- What you should do -
Write out the whole listing again, exactly.

- Exercise material -
** Begin **
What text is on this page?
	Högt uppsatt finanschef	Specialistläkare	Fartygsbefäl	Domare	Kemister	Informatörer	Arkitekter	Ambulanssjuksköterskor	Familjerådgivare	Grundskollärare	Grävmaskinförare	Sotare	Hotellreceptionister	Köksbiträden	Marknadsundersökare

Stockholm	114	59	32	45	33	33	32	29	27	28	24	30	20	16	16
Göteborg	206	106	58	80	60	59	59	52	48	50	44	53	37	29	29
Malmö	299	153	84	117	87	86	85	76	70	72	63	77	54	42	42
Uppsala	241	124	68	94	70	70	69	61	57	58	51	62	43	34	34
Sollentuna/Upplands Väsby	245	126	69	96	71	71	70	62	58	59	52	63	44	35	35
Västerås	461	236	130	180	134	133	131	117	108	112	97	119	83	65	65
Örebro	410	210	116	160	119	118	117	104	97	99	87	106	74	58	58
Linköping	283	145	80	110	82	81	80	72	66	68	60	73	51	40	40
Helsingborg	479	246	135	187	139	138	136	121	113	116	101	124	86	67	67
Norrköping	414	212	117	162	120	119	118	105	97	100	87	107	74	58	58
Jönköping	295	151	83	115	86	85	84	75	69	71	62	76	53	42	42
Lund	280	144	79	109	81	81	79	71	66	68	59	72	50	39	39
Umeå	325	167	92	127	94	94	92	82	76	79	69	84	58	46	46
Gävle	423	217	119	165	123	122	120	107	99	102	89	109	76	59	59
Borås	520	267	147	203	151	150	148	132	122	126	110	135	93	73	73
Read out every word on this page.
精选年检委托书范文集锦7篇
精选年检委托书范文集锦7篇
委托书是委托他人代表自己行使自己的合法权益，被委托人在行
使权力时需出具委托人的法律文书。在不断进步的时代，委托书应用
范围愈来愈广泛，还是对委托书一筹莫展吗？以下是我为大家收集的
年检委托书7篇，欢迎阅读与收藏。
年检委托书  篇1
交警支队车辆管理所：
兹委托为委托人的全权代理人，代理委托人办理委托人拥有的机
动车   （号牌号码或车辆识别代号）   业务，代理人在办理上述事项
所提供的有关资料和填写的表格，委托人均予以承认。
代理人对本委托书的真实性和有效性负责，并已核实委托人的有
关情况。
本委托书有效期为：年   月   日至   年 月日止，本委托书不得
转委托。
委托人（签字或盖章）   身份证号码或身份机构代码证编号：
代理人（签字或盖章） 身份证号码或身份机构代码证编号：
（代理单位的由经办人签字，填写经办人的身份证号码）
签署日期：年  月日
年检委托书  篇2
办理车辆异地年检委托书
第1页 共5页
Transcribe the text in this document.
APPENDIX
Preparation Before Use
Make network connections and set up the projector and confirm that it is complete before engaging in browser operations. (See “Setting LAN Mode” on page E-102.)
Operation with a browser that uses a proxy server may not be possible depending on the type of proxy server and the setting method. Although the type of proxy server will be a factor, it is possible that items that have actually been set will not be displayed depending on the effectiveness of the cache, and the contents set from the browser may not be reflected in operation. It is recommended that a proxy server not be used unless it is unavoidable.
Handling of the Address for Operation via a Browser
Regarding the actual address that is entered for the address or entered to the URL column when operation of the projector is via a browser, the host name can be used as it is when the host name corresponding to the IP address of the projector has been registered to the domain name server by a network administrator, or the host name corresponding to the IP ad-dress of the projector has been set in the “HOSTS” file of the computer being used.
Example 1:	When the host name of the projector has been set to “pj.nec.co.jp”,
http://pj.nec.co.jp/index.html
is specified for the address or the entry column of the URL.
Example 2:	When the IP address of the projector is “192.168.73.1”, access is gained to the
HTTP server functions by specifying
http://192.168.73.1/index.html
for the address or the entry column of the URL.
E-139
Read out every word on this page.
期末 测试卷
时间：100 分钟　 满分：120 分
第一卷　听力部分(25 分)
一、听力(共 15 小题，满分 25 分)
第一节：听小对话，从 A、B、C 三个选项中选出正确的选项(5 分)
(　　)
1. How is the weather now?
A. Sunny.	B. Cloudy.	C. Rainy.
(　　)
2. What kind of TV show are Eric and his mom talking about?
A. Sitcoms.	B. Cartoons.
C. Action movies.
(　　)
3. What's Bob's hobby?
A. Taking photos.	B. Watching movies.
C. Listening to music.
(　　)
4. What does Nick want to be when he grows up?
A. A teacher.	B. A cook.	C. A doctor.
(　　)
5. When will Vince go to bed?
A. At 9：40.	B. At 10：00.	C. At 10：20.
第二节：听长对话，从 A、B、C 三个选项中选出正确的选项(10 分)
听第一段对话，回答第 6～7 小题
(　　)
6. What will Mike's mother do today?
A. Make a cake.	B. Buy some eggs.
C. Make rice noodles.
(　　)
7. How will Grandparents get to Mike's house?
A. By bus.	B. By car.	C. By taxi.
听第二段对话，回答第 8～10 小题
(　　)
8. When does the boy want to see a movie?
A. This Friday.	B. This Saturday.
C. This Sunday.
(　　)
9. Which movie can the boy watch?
** End **
- Full solution -
What text is on this page?
	Högt uppsatt finanschef	Specialistläkare	Fartygsbefäl	Domare	Kemister	Informatörer	Arkitekter	Ambulanssjuksköterskor	Familjerådgivare	Grundskollärare	Grävmaskinförare	Sotare	Hotellreceptionister	Köksbiträden	Marknadsundersökare

Stockholm	114	59	32	45	33	33	32	29	27	28	24	30	20	16	16
Göteborg	206	106	58	80	60	59	59	52	48	50	44	53	37	29	29
Malmö	299	153	84	117	87	86	85	76	70	72	63	77	54	42	42
Uppsala	241	124	68	94	70	70	69	61	57	58	51	62	43	34	34
Sollentuna/Upplands Väsby	245	126	69	96	71	71	70	62	58	59	52	63	44	35	35
Västerås	461	236	130	180	134	133	131	117	108	112	97	119	83	65	65
Örebro	410	210	116	160	119	118	117	104	97	99	87	106	74	58	58
Linköping	283	145	80	110	82	81	80	72	66	68	60	73	51	40	40
Helsingborg	479	246	135	187	139	138	136	121	113	116	101	124	86	67	67
Norrköping	414	212	117	162	120	119	118	105	97	100	87	107	74	58	58
Jönköping	295	151	83	115	86	85	84	75	69	71	62	76	53	42	42
Lund	280	144	79	109	81	81	79	71	66	68	59	72	50	39	39
Umeå	325	167	92	127	94	94	92	82	76	79	69	84	58	46	46
Gävle	423	217	119	165	123	122	120	107	99	102	89	109	76	59	59
Borås	520	267	147	203	151	150	148	132	122	126	110	135	93	73	73
Read out every word on this page.
精选年检委托书范文集锦7篇
精选年检委托书范文集锦7篇
委托书是委托他人代表自己行使自己的合法权益，被委托人在行
使权力时需出具委托人的法律文书。在不断进步的时代，委托书应用
范围愈来愈广泛，还是对委托书一筹莫展吗？以下是我为大家收集的
年检委托书7篇，欢迎阅读与收藏。
年检委托书  篇1
交警支队车辆管理所：
兹委托为委托人的全权代理人，代理委托人办理委托人拥有的机
动车   （号牌号码或车辆识别代号）   业务，代理人在办理上述事项
所提供的有关资料和填写的表格，委托人均予以承认。
代理人对本委托书的真实性和有效性负责，并已核实委托人的有
关情况。
本委托书有效期为：年   月   日至   年 月日止，本委托书不得
转委托。
委托人（签字或盖章）   身份证号码或身份机构代码证编号：
代理人（签字或盖章） 身份证号码或身份机构代码证编号：
（代理单位的由经办人签字，填写经办人的身份证号码）
签署日期：年  月日
年检委托书  篇2
办理车辆异地年检委托书
第1页 共5页
Transcribe the text in this document.
APPENDIX
Preparation Before Use
Make network connections and set up the projector and confirm that it is complete before engaging in browser operations. (See “Setting LAN Mode” on page E-102.)
Operation with a browser that uses a proxy server may not be possible depending on the type of proxy server and the setting method. Although the type of proxy server will be a factor, it is possible that items that have actually been set will not be displayed depending on the effectiveness of the cache, and the contents set from the browser may not be reflected in operation. It is recommended that a proxy server not be used unless it is unavoidable.
Handling of the Address for Operation via a Browser
Regarding the actual address that is entered for the address or entered to the URL column when operation of the projector is via a browser, the host name can be used as it is when the host name corresponding to the IP address of the projector has been registered to the domain name server by a network administrator, or the host name corresponding to the IP ad-dress of the projector has been set in the “HOSTS” file of the computer being used.
Example 1:	When the host name of the projector has been set to “pj.nec.co.jp”,
http://pj.nec.co.jp/index.html
is specified for the address or the entry column of the URL.
Example 2:	When the IP address of the projector is “192.168.73.1”, access is gained to the
HTTP server functions by specifying
http://192.168.73.1/index.html
for the address or the entry column of the URL.
E-139
Read out every word on this page.
期末 测试卷
时间：100 分钟　 满分：120 分
第一卷　听力部分(25 分)
一、听力(共 15 小题，满分 25 分)
第一节：听小对话，从 A、B、C 三个选项中选出正确的选项(5 分)
(　　)
1. How is the weather now?
A. Sunny.	B. Cloudy.	C. Rainy.
(　　)
2. What kind of TV show are Eric and his mom talking about?
A. Sitcoms.	B. Cartoons.
C. Action movies.
(　　)
3. What's Bob's hobby?
A. Taking photos.	B. Watching movies.
C. Listening to music.
(　　)
4. What does Nick want to be when he grows up?
A. A teacher.	B. A cook.	C. A doctor.
(　　)
5. When will Vince go to bed?
A. At 9：40.	B. At 10：00.	C. At 10：20.
第二节：听长对话，从 A、B、C 三个选项中选出正确的选项(10 分)
听第一段对话，回答第 6～7 小题
(　　)
6. What will Mike's mother do today?
A. Make a cake.	B. Buy some eggs.
C. Make rice noodles.
(　　)
7. How will Grandparents get to Mike's house?
A. By bus.	B. By car.	C. By taxi.
听第二段对话，回答第 8～10 小题
(　　)
8. When does the boy want to see a movie?
A. This Friday.	B. This Saturday.
C. This Sunday.
(　　)
9. Which movie can the boy watch?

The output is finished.